What needs to be done -
Transcribe the data that follows precisely, omitting nothing.

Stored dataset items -

-- START --

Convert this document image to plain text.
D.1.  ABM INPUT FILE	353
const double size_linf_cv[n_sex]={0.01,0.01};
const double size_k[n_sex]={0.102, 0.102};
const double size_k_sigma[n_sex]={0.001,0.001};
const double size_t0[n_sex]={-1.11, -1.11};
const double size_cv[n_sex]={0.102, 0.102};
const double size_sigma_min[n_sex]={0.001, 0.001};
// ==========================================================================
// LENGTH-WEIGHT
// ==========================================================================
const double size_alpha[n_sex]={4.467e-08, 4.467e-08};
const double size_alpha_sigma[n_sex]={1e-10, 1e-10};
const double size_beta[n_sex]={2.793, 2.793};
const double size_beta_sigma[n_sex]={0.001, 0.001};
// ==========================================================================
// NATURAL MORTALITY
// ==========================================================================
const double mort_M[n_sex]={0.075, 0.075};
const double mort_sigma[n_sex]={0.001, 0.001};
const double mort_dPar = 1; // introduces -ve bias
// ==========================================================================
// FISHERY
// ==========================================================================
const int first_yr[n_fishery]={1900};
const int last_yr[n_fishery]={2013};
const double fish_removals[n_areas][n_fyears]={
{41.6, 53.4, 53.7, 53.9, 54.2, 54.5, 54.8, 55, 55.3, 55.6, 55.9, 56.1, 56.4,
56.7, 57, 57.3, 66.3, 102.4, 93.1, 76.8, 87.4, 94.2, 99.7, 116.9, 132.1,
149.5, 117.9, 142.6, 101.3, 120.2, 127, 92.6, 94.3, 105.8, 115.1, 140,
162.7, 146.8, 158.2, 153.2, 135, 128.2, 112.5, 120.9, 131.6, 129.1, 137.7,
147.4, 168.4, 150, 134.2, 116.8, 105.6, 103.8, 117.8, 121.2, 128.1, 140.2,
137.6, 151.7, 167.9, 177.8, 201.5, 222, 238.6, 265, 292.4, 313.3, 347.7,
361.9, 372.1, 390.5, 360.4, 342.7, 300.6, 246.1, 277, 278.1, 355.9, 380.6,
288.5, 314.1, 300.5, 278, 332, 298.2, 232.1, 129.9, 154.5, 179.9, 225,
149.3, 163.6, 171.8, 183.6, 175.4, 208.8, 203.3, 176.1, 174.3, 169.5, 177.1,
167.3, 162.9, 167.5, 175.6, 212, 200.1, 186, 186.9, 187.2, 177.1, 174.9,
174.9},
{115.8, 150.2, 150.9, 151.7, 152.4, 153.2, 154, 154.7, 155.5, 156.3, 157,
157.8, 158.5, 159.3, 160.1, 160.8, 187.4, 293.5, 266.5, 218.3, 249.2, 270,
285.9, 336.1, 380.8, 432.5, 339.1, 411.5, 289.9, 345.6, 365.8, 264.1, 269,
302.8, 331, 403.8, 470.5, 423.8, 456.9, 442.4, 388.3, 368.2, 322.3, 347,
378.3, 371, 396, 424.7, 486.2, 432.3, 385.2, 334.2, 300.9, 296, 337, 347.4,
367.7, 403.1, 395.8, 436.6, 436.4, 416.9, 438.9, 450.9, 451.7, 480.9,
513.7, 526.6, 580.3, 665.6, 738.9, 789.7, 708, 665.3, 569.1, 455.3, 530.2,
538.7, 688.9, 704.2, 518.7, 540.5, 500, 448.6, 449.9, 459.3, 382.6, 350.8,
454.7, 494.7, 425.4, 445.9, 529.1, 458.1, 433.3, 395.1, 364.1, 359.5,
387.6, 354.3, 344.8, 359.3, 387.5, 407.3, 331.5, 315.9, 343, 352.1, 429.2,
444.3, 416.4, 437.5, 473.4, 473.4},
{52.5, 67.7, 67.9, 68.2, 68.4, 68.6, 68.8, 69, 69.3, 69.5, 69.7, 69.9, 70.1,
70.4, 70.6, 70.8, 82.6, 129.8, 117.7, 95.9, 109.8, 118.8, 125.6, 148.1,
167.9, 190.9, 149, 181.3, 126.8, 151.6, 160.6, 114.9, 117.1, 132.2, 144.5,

-- END --

Output -
Convert this document image to plain text.
D.1.  ABM INPUT FILE	353
const double size_linf_cv[n_sex]={0.01,0.01};
const double size_k[n_sex]={0.102, 0.102};
const double size_k_sigma[n_sex]={0.001,0.001};
const double size_t0[n_sex]={-1.11, -1.11};
const double size_cv[n_sex]={0.102, 0.102};
const double size_sigma_min[n_sex]={0.001, 0.001};
// ==========================================================================
// LENGTH-WEIGHT
// ==========================================================================
const double size_alpha[n_sex]={4.467e-08, 4.467e-08};
const double size_alpha_sigma[n_sex]={1e-10, 1e-10};
const double size_beta[n_sex]={2.793, 2.793};
const double size_beta_sigma[n_sex]={0.001, 0.001};
// ==========================================================================
// NATURAL MORTALITY
// ==========================================================================
const double mort_M[n_sex]={0.075, 0.075};
const double mort_sigma[n_sex]={0.001, 0.001};
const double mort_dPar = 1; // introduces -ve bias
// ==========================================================================
// FISHERY
// ==========================================================================
const int first_yr[n_fishery]={1900};
const int last_yr[n_fishery]={2013};
const double fish_removals[n_areas][n_fyears]={
{41.6, 53.4, 53.7, 53.9, 54.2, 54.5, 54.8, 55, 55.3, 55.6, 55.9, 56.1, 56.4,
56.7, 57, 57.3, 66.3, 102.4, 93.1, 76.8, 87.4, 94.2, 99.7, 116.9, 132.1,
149.5, 117.9, 142.6, 101.3, 120.2, 127, 92.6, 94.3, 105.8, 115.1, 140,
162.7, 146.8, 158.2, 153.2, 135, 128.2, 112.5, 120.9, 131.6, 129.1, 137.7,
147.4, 168.4, 150, 134.2, 116.8, 105.6, 103.8, 117.8, 121.2, 128.1, 140.2,
137.6, 151.7, 167.9, 177.8, 201.5, 222, 238.6, 265, 292.4, 313.3, 347.7,
361.9, 372.1, 390.5, 360.4, 342.7, 300.6, 246.1, 277, 278.1, 355.9, 380.6,
288.5, 314.1, 300.5, 278, 332, 298.2, 232.1, 129.9, 154.5, 179.9, 225,
149.3, 163.6, 171.8, 183.6, 175.4, 208.8, 203.3, 176.1, 174.3, 169.5, 177.1,
167.3, 162.9, 167.5, 175.6, 212, 200.1, 186, 186.9, 187.2, 177.1, 174.9,
174.9},
{115.8, 150.2, 150.9, 151.7, 152.4, 153.2, 154, 154.7, 155.5, 156.3, 157,
157.8, 158.5, 159.3, 160.1, 160.8, 187.4, 293.5, 266.5, 218.3, 249.2, 270,
285.9, 336.1, 380.8, 432.5, 339.1, 411.5, 289.9, 345.6, 365.8, 264.1, 269,
302.8, 331, 403.8, 470.5, 423.8, 456.9, 442.4, 388.3, 368.2, 322.3, 347,
378.3, 371, 396, 424.7, 486.2, 432.3, 385.2, 334.2, 300.9, 296, 337, 347.4,
367.7, 403.1, 395.8, 436.6, 436.4, 416.9, 438.9, 450.9, 451.7, 480.9,
513.7, 526.6, 580.3, 665.6, 738.9, 789.7, 708, 665.3, 569.1, 455.3, 530.2,
538.7, 688.9, 704.2, 518.7, 540.5, 500, 448.6, 449.9, 459.3, 382.6, 350.8,
454.7, 494.7, 425.4, 445.9, 529.1, 458.1, 433.3, 395.1, 364.1, 359.5,
387.6, 354.3, 344.8, 359.3, 387.5, 407.3, 331.5, 315.9, 343, 352.1, 429.2,
444.3, 416.4, 437.5, 473.4, 473.4},
{52.5, 67.7, 67.9, 68.2, 68.4, 68.6, 68.8, 69, 69.3, 69.5, 69.7, 69.9, 70.1,
70.4, 70.6, 70.8, 82.6, 129.8, 117.7, 95.9, 109.8, 118.8, 125.6, 148.1,
167.9, 190.9, 149, 181.3, 126.8, 151.6, 160.6, 114.9, 117.1, 132.2, 144.5,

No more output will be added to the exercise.